#### [Textausschnitt]
##############################
Will eigentlich jetzt sowas machen object1.getObjects2().add(object2) und die Table soll ein refresh erhalten...


----------



## Wildcard (13. Dez 2010)

Lass deine generierten ItemProvider zusätzlich ITableItemContentProvider implementieren.
Siehe dazu hier im Kapitel Tables:
Using EMF


----------



## Gast2 (13. Dez 2010)

Wildcard hat gesagt.:


> Lass deine generierten ItemProvider zusätzlich ITableItemContentProvider implementieren.
> Siehe dazu hier im Kapitel Tables:
> Using EMF



Kannte ich noch nicht sieht interessant aus. Morgen mal genauer durchlesen.


----------



## Gast2 (13. Dez 2010)

Wildcard hat gesagt.:


> Lass deine generierten ItemProvider zusätzlich ITableItemContentProvider implementieren.
> Siehe dazu hier im Kapitel Tables:
> Using EMF


Der Labelprovider funktioniert einwandfrei =)...


Mhm was muss ich für den ContentProvider noch machen? DDie Tabelle wird nicht gerefreshed...
Was muss ich den als Input mitgeben? Object 1 oder die Liste von Object2?


----------



## Wildcard (14. Dez 2010)

> Mhm was muss ich für den ContentProvider noch machen? DDie Tabelle wird nicht gerefreshed...


Änderst du auch die gleiche Instanz die auch in der Tabelle enthalten ist?
##############################
#### [Übungsaufgaben]
[1] Gib den Textausschnitt von „Der Labelprovider funktioniert“ bis „(14. Dez 2010)“ erneut wieder und ändere dabei „einwandfrei“ zu „tadellos“.
[2] Welches Interface sollen die generierten ItemProvider laut Textausschnitt zusätzlich implementieren?
Stütze dich dabei ausschließlich auf den Textausschnitt.
##############################
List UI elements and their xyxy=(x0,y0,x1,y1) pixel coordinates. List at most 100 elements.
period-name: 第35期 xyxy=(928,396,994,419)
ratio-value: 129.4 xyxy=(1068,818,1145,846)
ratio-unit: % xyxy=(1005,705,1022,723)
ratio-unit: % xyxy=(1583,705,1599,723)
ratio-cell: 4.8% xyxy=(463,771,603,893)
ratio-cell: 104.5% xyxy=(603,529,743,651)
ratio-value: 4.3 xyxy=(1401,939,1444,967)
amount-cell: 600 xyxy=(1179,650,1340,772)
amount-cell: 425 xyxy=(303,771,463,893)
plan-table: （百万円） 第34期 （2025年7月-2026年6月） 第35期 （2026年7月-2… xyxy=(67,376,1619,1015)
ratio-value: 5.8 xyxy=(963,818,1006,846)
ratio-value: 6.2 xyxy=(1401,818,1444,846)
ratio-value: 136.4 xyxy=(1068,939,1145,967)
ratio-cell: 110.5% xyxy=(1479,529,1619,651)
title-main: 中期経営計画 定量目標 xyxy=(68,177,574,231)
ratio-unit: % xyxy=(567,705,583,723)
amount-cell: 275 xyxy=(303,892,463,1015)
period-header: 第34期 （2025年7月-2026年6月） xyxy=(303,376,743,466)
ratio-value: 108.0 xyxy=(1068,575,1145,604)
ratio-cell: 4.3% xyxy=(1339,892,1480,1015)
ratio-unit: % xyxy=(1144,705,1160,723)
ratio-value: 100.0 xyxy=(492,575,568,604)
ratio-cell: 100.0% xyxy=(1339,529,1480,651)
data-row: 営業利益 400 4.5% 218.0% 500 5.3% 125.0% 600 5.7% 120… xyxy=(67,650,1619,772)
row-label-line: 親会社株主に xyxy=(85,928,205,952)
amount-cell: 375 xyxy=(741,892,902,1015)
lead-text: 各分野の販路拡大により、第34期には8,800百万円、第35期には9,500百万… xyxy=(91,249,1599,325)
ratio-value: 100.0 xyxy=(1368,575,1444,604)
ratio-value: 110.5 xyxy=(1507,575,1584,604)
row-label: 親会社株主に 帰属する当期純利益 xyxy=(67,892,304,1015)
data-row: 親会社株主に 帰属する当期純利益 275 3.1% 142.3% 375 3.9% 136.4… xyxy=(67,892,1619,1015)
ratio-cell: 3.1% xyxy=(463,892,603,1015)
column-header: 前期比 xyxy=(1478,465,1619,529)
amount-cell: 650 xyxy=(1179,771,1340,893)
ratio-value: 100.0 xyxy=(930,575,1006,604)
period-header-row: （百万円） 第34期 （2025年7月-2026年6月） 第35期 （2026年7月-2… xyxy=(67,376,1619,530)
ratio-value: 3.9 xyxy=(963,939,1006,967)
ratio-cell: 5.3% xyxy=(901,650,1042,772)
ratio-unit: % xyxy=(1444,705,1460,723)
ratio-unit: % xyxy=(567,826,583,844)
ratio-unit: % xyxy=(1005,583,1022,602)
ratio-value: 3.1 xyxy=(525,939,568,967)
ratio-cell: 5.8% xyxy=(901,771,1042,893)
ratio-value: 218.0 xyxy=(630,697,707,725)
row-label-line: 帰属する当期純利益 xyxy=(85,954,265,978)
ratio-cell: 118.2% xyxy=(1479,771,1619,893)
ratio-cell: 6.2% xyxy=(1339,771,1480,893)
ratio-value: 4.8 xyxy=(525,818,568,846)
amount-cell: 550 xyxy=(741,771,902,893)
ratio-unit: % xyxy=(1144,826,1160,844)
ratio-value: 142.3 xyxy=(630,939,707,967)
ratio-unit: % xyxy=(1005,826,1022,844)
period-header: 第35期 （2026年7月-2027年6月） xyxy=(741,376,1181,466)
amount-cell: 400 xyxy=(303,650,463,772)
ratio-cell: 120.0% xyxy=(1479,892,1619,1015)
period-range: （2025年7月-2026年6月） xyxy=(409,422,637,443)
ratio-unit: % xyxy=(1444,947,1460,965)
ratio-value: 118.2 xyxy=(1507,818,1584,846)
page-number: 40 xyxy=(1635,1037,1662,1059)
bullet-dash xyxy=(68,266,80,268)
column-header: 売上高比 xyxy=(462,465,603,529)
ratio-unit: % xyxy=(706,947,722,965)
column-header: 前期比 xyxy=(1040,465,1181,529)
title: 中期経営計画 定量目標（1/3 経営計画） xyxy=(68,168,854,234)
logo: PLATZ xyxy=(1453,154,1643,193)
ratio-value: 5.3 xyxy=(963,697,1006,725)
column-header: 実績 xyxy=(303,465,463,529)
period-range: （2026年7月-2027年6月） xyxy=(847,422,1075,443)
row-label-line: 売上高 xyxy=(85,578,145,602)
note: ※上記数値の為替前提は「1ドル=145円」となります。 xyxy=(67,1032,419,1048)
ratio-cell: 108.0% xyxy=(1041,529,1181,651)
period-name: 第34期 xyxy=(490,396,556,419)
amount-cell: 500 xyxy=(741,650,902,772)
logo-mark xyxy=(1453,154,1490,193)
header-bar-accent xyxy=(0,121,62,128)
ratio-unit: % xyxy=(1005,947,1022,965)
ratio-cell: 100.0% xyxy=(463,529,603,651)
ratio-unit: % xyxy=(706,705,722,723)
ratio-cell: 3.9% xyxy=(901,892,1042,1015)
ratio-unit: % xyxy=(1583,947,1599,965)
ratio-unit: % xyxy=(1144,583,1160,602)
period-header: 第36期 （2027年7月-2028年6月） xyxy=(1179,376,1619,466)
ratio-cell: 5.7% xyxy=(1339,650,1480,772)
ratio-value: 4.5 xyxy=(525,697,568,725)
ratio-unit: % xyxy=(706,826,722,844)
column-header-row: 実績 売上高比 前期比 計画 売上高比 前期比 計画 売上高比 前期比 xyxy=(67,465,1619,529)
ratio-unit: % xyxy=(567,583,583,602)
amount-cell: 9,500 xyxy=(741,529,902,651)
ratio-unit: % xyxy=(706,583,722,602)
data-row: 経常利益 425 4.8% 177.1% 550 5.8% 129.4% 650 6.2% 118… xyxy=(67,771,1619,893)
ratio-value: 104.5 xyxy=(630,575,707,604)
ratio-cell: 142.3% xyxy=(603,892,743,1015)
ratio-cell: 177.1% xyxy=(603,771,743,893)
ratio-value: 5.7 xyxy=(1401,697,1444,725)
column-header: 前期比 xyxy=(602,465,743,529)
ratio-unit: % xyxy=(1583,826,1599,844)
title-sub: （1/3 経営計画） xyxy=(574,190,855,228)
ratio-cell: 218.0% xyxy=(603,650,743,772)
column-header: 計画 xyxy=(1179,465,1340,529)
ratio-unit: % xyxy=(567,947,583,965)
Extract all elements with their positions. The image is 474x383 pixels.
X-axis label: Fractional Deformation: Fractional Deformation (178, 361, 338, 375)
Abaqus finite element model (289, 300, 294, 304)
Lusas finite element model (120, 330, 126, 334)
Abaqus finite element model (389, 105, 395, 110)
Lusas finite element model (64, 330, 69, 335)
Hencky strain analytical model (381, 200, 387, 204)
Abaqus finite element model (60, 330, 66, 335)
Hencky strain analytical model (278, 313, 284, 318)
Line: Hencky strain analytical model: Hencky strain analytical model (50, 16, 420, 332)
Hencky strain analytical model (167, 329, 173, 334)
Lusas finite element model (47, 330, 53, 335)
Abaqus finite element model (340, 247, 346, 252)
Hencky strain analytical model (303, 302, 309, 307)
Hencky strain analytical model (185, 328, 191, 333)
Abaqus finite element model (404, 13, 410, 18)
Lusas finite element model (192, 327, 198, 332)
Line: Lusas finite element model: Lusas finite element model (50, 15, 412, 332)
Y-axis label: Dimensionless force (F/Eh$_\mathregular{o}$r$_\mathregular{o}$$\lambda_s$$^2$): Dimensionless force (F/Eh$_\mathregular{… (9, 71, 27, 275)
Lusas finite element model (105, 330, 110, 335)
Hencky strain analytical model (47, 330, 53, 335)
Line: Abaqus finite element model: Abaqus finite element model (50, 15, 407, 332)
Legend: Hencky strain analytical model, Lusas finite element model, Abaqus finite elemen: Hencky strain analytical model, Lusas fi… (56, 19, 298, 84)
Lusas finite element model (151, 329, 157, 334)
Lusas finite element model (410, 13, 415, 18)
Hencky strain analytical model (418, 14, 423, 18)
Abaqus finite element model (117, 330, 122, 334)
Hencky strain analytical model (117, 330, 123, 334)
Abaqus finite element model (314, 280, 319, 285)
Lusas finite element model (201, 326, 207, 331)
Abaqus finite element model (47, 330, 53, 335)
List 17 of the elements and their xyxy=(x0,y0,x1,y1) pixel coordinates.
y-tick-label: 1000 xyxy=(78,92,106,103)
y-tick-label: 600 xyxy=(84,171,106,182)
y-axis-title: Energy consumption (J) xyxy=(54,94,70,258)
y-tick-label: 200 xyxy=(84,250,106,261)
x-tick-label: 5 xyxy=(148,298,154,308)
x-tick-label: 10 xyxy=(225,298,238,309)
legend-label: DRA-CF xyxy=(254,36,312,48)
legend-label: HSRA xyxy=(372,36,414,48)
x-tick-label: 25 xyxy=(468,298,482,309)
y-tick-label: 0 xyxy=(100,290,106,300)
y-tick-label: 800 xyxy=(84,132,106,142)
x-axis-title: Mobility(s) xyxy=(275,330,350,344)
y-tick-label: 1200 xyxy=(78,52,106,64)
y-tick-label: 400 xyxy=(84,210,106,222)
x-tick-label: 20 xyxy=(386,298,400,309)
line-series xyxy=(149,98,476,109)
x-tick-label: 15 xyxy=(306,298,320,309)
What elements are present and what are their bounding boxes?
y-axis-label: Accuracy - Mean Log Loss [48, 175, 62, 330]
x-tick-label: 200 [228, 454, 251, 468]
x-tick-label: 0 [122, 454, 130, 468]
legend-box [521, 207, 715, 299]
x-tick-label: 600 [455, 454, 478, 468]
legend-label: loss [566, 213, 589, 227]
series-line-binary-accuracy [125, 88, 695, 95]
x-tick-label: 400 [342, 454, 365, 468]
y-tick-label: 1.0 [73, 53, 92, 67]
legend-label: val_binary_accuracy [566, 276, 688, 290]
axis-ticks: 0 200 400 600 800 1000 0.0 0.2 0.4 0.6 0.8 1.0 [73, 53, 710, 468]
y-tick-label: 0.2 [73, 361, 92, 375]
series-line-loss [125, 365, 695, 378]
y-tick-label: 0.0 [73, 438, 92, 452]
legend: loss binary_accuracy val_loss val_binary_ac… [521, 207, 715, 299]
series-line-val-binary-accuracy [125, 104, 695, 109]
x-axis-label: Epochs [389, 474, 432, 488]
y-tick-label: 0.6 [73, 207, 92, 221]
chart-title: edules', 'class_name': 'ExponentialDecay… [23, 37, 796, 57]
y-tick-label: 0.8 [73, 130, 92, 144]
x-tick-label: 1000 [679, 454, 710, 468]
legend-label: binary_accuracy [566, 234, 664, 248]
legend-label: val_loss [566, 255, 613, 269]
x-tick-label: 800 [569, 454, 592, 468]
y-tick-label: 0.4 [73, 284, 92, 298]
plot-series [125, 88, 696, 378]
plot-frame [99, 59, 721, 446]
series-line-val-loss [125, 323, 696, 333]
##############################
#### [Gelöste Aufgaben]
[1]
Der Labelprovider funktioniert tadellos =)...


Mhm was muss ich für den ContentProvider noch machen? DDie Tabelle wird nicht gerefreshed...
Was muss ich den als Input mitgeben? Object 1 oder die Liste von Object2?


----------



## Wildcard (14. Dez 2010)

[2] ITableItemContentProvider